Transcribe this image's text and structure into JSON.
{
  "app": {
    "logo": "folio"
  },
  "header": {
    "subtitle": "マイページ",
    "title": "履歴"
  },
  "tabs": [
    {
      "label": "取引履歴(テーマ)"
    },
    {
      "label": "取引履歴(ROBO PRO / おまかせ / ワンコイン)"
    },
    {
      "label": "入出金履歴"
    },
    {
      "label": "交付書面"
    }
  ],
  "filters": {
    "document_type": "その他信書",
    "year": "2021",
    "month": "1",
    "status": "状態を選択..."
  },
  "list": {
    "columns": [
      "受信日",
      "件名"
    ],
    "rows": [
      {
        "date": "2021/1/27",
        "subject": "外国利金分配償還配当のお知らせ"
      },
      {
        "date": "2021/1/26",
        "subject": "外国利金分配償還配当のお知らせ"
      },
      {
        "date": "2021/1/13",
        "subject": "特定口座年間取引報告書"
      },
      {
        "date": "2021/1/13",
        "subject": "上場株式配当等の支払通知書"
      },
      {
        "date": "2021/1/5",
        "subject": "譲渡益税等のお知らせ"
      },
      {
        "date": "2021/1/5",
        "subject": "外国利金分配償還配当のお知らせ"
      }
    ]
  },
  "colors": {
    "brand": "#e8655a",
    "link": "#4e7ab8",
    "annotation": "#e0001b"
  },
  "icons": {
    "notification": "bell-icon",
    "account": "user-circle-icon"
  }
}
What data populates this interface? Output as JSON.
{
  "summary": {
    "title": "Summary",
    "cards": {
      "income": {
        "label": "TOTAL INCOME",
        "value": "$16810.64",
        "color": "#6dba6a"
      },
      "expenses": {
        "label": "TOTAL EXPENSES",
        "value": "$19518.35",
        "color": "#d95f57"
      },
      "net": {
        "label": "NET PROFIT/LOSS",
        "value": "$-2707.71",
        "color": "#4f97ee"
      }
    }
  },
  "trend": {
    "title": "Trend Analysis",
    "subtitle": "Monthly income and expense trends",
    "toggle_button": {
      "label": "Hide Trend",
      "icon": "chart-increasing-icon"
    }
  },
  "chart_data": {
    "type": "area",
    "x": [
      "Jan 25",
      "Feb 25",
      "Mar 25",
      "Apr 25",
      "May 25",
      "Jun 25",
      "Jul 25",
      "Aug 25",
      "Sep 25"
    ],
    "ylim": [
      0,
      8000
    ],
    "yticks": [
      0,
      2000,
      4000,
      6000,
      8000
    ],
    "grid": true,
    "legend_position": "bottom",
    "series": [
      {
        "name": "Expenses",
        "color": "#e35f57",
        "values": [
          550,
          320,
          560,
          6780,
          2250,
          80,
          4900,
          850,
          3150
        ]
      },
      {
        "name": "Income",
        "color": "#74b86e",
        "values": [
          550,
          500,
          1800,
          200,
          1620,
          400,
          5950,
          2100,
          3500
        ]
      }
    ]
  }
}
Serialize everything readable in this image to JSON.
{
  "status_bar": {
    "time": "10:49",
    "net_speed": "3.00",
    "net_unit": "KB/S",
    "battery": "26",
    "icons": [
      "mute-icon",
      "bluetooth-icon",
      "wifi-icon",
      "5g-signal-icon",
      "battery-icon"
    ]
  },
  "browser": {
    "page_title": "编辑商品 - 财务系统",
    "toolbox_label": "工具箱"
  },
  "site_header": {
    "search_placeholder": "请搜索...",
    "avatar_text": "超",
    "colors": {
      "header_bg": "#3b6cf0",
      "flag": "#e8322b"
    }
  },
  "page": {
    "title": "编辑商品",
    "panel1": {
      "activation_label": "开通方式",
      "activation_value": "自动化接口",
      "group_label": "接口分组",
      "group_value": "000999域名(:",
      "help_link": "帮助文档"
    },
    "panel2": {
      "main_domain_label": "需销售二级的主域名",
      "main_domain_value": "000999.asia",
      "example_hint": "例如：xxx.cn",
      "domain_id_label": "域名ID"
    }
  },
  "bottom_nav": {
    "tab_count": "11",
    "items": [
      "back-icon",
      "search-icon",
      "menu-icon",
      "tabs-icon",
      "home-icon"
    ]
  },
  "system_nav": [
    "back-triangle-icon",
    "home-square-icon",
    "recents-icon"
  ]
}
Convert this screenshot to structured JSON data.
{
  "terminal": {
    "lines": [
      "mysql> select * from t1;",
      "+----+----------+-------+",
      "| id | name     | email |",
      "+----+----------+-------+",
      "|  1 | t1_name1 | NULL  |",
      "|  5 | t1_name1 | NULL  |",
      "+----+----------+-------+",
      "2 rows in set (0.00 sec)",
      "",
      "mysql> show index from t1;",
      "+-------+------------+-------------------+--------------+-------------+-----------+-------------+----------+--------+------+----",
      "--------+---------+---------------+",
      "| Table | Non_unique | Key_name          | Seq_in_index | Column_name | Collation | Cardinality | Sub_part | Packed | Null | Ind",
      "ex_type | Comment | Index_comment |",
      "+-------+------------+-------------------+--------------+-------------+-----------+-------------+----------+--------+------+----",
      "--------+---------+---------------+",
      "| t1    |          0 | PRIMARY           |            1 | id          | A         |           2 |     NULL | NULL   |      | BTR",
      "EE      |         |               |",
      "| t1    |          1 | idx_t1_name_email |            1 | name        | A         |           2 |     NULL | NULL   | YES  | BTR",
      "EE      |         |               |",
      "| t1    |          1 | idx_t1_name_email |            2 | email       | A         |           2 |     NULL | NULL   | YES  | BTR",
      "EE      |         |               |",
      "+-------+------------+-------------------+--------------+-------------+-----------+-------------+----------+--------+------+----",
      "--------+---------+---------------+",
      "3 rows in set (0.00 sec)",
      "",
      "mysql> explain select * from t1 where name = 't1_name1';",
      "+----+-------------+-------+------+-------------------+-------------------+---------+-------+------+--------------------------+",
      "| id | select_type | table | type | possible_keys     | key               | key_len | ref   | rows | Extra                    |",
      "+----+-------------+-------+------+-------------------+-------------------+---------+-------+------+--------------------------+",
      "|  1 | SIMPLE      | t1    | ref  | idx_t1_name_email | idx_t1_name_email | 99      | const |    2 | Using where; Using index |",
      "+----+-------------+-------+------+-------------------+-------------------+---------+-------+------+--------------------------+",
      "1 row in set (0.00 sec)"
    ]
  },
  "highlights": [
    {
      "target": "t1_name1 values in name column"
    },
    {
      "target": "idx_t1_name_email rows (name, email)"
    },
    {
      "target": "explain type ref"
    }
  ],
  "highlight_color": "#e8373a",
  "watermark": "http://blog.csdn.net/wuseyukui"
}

--------------------

Exercise: Write out all of the records once more, exactly.

The result:
Transcribe this image's text and structure into JSON.
{
  "app": {
    "logo": "folio"
  },
  "header": {
    "subtitle": "マイページ",
    "title": "履歴"
  },
  "tabs": [
    {
      "label": "取引履歴(テーマ)"
    },
    {
      "label": "取引履歴(ROBO PRO / おまかせ / ワンコイン)"
    },
    {
      "label": "入出金履歴"
    },
    {
      "label": "交付書面"
    }
  ],
  "filters": {
    "document_type": "その他信書",
    "year": "2021",
    "month": "1",
    "status": "状態を選択..."
  },
  "list": {
    "columns": [
      "受信日",
      "件名"
    ],
    "rows": [
      {
        "date": "2021/1/27",
        "subject": "外国利金分配償還配当のお知らせ"
      },
      {
        "date": "2021/1/26",
        "subject": "外国利金分配償還配当のお知らせ"
      },
      {
        "date": "2021/1/13",
        "subject": "特定口座年間取引報告書"
      },
      {
        "date": "2021/1/13",
        "subject": "上場株式配当等の支払通知書"
      },
      {
        "date": "2021/1/5",
        "subject": "譲渡益税等のお知らせ"
      },
      {
        "date": "2021/1/5",
        "subject": "外国利金分配償還配当のお知らせ"
      }
    ]
  },
  "colors": {
    "brand": "#e8655a",
    "link": "#4e7ab8",
    "annotation": "#e0001b"
  },
  "icons": {
    "notification": "bell-icon",
    "account": "user-circle-icon"
  }
}
What data populates this interface? Output as JSON.
{
  "summary": {
    "title": "Summary",
    "cards": {
      "income": {
        "label": "TOTAL INCOME",
        "value": "$16810.64",
        "color": "#6dba6a"
      },
      "expenses": {
        "label": "TOTAL EXPENSES",
        "value": "$19518.35",
        "color": "#d95f57"
      },
      "net": {
        "label": "NET PROFIT/LOSS",
        "value": "$-2707.71",
        "color": "#4f97ee"
      }
    }
  },
  "trend": {
    "title": "Trend Analysis",
    "subtitle": "Monthly income and expense trends",
    "toggle_button": {
      "label": "Hide Trend",
      "icon": "chart-increasing-icon"
    }
  },
  "chart_data": {
    "type": "area",
    "x": [
      "Jan 25",
      "Feb 25",
      "Mar 25",
      "Apr 25",
      "May 25",
      "Jun 25",
      "Jul 25",
      "Aug 25",
      "Sep 25"
    ],
    "ylim": [
      0,
      8000
    ],
    "yticks": [
      0,
      2000,
      4000,
      6000,
      8000
    ],
    "grid": true,
    "legend_position": "bottom",
    "series": [
      {
        "name": "Expenses",
        "color": "#e35f57",
        "values": [
          550,
          320,
          560,
          6780,
          2250,
          80,
          4900,
          850,
          3150
        ]
      },
      {
        "name": "Income",
        "color": "#74b86e",
        "values": [
          550,
          500,
          1800,
          200,
          1620,
          400,
          5950,
          2100,
          3500
        ]
      }
    ]
  }
}
Serialize everything readable in this image to JSON.
{
  "status_bar": {
    "time": "10:49",
    "net_speed": "3.00",
    "net_unit": "KB/S",
    "battery": "26",
    "icons": [
      "mute-icon",
      "bluetooth-icon",
      "wifi-icon",
      "5g-signal-icon",
      "battery-icon"
    ]
  },
  "browser": {
    "page_title": "编辑商品 - 财务系统",
    "toolbox_label": "工具箱"
  },
  "site_header": {
    "search_placeholder": "请搜索...",
    "avatar_text": "超",
    "colors": {
      "header_bg": "#3b6cf0",
      "flag": "#e8322b"
    }
  },
  "page": {
    "title": "编辑商品",
    "panel1": {
      "activation_label": "开通方式",
      "activation_value": "自动化接口",
      "group_label": "接口分组",
      "group_value": "000999域名(:",
      "help_link": "帮助文档"
    },
    "panel2": {
      "main_domain_label": "需销售二级的主域名",
      "main_domain_value": "000999.asia",
      "example_hint": "例如：xxx.cn",
      "domain_id_label": "域名ID"
    }
  },
  "bottom_nav": {
    "tab_count": "11",
    "items": [
      "back-icon",
      "search-icon",
      "menu-icon",
      "tabs-icon",
      "home-icon"
    ]
  },
  "system_nav": [
    "back-triangle-icon",
    "home-square-icon",
    "recents-icon"
  ]
}
Convert this screenshot to structured JSON data.
{
  "terminal": {
    "lines": [
      "mysql> select * from t1;",
      "+----+----------+-------+",
      "| id | name     | email |",
      "+----+----------+-------+",
      "|  1 | t1_name1 | NULL  |",
      "|  5 | t1_name1 | NULL  |",
      "+----+----------+-------+",
      "2 rows in set (0.00 sec)",
      "",
      "mysql> show index from t1;",
      "+-------+------------+-------------------+--------------+-------------+-----------+-------------+----------+--------+------+----",
      "--------+---------+---------------+",
      "| Table | Non_unique | Key_name          | Seq_in_index | Column_name | Collation | Cardinality | Sub_part | Packed | Null | Ind",
      "ex_type | Comment | Index_comment |",
      "+-------+------------+-------------------+--------------+-------------+-----------+-------------+----------+--------+------+----",
      "--------+---------+---------------+",
      "| t1    |          0 | PRIMARY           |            1 | id          | A         |           2 |     NULL | NULL   |      | BTR",
      "EE      |         |               |",
      "| t1    |          1 | idx_t1_name_email |            1 | name        | A         |           2 |     NULL | NULL   | YES  | BTR",
      "EE      |         |               |",
      "| t1    |          1 | idx_t1_name_email |            2 | email       | A         |           2 |     NULL | NULL   | YES  | BTR",
      "EE      |         |               |",
      "+-------+------------+-------------------+--------------+-------------+-----------+-------------+----------+--------+------+----",
      "--------+---------+---------------+",
      "3 rows in set (0.00 sec)",
      "",
      "mysql> explain select * from t1 where name = 't1_name1';",
      "+----+-------------+-------+------+-------------------+-------------------+---------+-------+------+--------------------------+",
      "| id | select_type | table | type | possible_keys     | key               | key_len | ref   | rows | Extra                    |",
      "+----+-------------+-------+------+-------------------+-------------------+---------+-------+------+--------------------------+",
      "|  1 | SIMPLE      | t1    | ref  | idx_t1_name_email | idx_t1_name_email | 99      | const |    2 | Using where; Using index |",
      "+----+-------------+-------+------+-------------------+-------------------+---------+-------+------+--------------------------+",
      "1 row in set (0.00 sec)"
    ]
  },
  "highlights": [
    {
      "target": "t1_name1 values in name column"
    },
    {
      "target": "idx_t1_name_email rows (name, email)"
    },
    {
      "target": "explain type ref"
    }
  ],
  "highlight_color": "#e8373a",
  "watermark": "http://blog.csdn.net/wuseyukui"
}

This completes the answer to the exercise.